### GIVEN DATA

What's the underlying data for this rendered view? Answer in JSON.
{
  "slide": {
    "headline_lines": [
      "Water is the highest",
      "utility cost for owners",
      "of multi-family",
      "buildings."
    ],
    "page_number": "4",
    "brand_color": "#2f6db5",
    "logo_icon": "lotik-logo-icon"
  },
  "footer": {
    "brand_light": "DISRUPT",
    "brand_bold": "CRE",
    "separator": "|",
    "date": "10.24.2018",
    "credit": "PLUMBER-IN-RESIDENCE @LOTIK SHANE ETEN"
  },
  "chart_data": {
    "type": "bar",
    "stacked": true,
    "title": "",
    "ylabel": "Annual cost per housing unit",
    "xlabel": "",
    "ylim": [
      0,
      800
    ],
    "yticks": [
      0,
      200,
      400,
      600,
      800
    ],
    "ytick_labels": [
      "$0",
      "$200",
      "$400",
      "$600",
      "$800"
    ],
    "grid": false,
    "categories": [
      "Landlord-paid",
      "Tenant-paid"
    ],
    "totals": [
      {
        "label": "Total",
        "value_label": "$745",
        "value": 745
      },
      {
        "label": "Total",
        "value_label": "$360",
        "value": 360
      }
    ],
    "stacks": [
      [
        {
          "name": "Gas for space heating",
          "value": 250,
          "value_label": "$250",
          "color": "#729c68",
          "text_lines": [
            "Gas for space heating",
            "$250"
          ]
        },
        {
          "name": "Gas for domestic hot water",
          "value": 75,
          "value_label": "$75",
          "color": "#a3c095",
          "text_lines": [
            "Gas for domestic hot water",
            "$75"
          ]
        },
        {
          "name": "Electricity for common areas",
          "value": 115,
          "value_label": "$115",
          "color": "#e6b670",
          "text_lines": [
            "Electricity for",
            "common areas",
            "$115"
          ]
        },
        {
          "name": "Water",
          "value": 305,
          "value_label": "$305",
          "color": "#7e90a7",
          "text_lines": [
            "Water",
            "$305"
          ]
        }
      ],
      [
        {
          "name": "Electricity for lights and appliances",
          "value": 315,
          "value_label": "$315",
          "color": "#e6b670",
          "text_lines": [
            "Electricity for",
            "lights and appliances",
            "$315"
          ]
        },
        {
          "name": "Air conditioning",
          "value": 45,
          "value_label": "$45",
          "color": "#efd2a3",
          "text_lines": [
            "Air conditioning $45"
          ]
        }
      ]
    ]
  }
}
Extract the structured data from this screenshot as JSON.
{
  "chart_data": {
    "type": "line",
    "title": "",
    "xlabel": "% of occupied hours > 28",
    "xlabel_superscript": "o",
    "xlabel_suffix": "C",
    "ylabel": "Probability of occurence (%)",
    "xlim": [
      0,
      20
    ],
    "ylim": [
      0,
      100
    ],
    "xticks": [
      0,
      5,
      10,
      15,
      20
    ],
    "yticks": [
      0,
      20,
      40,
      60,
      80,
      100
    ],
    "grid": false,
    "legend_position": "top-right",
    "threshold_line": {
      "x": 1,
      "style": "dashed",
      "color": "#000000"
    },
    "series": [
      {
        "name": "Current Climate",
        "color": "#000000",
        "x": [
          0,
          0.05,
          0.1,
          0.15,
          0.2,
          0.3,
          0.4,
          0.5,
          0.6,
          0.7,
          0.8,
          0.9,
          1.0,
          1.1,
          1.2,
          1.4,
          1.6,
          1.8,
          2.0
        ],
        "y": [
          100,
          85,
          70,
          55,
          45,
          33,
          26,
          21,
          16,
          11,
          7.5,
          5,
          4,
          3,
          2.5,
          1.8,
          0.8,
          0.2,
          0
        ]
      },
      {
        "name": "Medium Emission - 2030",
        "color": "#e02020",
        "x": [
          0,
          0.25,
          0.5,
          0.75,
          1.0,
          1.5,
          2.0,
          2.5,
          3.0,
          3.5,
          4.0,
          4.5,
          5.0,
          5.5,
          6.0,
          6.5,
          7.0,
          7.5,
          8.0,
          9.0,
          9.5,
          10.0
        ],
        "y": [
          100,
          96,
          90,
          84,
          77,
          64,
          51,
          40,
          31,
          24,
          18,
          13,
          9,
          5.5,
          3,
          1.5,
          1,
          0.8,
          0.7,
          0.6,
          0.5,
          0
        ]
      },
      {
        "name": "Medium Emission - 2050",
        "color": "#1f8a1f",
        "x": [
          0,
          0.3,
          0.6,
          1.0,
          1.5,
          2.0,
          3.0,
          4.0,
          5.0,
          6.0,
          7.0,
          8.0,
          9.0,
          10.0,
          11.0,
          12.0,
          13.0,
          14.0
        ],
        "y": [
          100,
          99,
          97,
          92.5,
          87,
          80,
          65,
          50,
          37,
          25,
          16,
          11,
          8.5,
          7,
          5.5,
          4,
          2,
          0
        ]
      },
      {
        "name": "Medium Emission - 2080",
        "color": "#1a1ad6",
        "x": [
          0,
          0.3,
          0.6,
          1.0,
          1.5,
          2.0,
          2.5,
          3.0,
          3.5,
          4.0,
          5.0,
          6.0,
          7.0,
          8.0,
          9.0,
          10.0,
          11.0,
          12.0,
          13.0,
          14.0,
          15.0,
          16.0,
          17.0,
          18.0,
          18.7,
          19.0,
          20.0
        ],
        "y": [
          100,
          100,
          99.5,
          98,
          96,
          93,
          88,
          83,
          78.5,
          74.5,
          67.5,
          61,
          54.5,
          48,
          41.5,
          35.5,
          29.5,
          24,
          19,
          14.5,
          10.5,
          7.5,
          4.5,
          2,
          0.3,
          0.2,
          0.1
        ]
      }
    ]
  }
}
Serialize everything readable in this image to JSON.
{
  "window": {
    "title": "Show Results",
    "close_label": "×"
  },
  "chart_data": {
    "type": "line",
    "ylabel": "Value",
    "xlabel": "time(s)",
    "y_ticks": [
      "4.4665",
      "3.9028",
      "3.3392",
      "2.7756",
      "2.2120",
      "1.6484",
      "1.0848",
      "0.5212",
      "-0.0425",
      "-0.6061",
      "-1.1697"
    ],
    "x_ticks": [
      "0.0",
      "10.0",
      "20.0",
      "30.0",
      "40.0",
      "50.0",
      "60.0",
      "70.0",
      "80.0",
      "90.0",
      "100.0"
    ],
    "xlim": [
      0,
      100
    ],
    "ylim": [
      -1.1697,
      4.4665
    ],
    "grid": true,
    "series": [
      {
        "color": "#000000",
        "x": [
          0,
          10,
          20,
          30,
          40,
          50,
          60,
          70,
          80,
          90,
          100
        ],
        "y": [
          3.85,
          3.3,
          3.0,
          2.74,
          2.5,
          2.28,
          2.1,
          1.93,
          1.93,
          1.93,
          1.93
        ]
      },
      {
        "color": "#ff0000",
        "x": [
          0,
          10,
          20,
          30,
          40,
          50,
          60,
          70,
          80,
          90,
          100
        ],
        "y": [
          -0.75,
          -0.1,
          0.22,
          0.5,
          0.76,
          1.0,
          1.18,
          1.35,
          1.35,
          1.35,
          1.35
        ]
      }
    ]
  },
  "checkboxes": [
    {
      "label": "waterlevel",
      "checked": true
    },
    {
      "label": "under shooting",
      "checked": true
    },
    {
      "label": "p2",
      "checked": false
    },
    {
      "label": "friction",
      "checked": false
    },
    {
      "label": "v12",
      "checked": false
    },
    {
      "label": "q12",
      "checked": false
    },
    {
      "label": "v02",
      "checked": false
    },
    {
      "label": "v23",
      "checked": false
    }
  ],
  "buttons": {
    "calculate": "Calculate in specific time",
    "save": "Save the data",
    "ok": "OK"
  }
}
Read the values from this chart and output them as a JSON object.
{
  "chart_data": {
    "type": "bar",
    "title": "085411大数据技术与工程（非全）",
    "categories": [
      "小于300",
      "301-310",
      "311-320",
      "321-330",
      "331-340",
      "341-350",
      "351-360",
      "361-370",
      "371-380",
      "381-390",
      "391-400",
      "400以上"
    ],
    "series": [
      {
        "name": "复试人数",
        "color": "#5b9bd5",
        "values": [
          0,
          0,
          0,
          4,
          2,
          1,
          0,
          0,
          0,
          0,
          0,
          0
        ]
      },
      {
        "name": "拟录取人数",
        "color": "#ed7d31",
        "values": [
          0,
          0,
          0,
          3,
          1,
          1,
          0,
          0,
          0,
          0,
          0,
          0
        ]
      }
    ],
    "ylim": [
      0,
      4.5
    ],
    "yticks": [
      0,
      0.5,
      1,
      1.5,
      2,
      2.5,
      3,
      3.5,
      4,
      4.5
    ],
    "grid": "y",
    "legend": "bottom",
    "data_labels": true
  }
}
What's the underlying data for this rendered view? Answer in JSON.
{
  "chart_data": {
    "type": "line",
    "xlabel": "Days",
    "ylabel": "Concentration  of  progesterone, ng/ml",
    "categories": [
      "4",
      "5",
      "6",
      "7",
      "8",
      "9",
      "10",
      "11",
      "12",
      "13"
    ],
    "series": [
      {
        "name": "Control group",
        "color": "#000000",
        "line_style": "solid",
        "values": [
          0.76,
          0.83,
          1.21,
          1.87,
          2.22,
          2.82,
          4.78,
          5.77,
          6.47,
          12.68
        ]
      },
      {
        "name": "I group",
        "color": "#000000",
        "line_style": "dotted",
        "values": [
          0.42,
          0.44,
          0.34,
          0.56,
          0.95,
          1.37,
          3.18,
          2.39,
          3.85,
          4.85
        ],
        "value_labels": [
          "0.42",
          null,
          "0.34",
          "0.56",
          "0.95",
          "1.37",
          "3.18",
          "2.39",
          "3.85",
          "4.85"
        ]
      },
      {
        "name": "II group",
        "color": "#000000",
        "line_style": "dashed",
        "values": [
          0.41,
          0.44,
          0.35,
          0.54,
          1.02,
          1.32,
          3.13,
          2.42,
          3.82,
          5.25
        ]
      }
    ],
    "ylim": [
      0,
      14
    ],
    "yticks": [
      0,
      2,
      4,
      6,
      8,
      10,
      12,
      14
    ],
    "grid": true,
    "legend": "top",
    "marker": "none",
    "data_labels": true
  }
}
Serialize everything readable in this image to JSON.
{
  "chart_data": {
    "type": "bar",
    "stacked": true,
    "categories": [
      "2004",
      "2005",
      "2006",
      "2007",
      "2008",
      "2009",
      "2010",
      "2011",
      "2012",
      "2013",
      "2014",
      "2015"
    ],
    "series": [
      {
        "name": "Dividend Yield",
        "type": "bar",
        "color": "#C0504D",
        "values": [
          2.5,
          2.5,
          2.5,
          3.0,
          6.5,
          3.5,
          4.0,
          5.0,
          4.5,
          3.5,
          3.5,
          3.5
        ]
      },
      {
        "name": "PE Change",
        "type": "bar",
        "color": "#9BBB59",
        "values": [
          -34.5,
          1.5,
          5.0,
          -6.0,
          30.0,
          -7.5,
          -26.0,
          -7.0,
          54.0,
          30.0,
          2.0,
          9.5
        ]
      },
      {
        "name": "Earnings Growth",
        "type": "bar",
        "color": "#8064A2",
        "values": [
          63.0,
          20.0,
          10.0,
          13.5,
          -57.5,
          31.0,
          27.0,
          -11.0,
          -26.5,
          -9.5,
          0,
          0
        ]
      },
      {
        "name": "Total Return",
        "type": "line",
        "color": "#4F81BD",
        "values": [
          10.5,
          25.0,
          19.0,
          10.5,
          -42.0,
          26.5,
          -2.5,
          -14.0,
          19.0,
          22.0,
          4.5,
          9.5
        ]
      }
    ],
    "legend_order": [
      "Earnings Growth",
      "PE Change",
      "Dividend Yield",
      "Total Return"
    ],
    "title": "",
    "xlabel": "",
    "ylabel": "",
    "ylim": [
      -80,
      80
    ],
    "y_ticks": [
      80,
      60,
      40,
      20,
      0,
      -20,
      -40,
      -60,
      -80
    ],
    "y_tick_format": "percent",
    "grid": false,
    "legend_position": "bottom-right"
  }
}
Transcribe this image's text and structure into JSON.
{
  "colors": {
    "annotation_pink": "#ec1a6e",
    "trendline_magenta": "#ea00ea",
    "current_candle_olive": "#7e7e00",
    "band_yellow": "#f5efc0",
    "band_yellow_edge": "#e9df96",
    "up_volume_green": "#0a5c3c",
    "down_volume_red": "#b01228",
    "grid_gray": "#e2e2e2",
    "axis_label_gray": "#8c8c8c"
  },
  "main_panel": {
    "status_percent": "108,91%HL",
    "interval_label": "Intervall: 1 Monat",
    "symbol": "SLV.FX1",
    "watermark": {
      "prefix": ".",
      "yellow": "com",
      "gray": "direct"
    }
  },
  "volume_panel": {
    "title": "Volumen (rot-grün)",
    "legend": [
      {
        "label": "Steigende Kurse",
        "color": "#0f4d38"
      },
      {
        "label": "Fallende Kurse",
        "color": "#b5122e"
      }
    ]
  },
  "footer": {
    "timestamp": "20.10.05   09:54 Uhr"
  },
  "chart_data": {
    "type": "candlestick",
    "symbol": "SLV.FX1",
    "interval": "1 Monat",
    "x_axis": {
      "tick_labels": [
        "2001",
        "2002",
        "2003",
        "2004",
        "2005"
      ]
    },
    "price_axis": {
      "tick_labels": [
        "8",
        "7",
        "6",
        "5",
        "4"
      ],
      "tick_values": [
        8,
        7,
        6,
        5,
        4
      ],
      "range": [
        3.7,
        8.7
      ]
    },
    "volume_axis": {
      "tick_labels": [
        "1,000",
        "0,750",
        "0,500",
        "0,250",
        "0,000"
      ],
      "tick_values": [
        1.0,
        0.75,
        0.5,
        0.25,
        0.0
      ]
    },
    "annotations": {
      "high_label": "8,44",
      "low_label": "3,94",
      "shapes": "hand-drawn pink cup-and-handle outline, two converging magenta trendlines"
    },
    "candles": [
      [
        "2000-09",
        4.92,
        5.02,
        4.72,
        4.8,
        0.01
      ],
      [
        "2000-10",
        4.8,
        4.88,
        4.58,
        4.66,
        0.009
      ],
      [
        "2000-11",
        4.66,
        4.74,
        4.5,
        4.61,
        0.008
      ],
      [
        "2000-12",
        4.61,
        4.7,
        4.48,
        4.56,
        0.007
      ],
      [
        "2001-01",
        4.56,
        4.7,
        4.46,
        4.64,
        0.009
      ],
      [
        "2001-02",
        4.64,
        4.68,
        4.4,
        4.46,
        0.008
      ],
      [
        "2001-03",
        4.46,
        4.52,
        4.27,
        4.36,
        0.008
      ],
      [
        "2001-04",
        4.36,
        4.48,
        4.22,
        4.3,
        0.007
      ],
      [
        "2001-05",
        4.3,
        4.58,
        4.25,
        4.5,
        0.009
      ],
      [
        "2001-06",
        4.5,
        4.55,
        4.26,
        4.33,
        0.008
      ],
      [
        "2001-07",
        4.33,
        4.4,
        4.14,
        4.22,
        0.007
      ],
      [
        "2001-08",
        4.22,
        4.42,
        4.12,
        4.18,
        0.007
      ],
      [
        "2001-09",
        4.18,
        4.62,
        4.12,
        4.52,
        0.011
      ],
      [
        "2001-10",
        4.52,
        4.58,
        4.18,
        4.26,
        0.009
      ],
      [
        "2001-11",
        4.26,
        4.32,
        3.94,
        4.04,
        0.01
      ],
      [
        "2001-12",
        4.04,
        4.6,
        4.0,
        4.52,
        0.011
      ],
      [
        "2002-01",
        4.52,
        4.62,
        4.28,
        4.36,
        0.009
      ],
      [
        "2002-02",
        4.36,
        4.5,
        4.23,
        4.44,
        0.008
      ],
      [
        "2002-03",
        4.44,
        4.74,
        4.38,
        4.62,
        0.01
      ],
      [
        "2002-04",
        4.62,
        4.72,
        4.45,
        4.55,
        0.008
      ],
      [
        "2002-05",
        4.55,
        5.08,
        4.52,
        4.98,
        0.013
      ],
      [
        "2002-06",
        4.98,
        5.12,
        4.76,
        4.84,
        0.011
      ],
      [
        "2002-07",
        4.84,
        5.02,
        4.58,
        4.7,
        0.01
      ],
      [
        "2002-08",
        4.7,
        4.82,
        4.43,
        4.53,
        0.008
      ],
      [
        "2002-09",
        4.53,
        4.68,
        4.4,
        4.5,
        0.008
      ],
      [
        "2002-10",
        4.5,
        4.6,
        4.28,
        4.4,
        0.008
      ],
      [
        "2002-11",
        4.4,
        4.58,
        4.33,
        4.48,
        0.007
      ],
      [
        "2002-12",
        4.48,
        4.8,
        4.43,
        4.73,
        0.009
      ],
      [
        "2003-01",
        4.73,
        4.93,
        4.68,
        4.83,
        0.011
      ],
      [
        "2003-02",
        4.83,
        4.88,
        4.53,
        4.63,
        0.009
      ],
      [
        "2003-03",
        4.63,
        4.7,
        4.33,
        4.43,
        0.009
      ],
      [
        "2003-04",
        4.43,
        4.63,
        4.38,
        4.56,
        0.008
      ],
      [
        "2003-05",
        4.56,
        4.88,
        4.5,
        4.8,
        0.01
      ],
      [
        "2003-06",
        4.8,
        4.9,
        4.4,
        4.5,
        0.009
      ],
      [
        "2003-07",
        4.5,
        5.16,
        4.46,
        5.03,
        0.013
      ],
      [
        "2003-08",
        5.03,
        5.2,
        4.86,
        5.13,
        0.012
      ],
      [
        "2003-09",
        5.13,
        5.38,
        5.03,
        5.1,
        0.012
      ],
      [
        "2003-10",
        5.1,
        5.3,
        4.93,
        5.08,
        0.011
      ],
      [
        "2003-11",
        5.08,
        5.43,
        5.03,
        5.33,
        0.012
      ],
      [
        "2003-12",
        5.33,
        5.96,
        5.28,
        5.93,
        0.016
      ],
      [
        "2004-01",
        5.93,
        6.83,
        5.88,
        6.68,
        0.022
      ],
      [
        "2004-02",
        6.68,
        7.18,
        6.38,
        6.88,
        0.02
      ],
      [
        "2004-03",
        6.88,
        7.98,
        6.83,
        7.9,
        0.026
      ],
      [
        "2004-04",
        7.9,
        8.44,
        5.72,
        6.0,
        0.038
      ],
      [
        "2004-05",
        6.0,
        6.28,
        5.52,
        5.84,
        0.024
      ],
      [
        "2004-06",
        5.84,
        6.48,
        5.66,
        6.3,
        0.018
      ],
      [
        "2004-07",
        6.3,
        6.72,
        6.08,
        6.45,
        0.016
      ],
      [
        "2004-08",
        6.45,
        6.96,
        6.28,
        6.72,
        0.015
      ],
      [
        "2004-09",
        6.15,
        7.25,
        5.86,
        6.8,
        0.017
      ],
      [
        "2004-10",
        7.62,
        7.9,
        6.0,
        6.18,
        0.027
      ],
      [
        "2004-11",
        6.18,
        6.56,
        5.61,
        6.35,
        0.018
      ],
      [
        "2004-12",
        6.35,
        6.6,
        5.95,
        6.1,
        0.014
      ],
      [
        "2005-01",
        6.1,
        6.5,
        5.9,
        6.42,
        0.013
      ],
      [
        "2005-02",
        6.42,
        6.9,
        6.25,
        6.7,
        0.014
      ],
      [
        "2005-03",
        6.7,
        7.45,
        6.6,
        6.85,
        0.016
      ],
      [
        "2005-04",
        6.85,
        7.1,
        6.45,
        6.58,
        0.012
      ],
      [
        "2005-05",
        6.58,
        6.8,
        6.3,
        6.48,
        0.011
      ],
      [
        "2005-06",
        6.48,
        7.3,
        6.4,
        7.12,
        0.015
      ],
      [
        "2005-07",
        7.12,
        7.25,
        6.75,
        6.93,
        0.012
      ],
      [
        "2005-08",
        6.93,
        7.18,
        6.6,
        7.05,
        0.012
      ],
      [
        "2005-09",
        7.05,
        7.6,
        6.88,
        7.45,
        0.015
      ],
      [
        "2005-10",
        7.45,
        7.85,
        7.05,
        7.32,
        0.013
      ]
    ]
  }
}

######

_TASK REQUIREMENTS_
Lines containing the word "group" are to be tallied; report only the total.

_IN RESPONSE_
3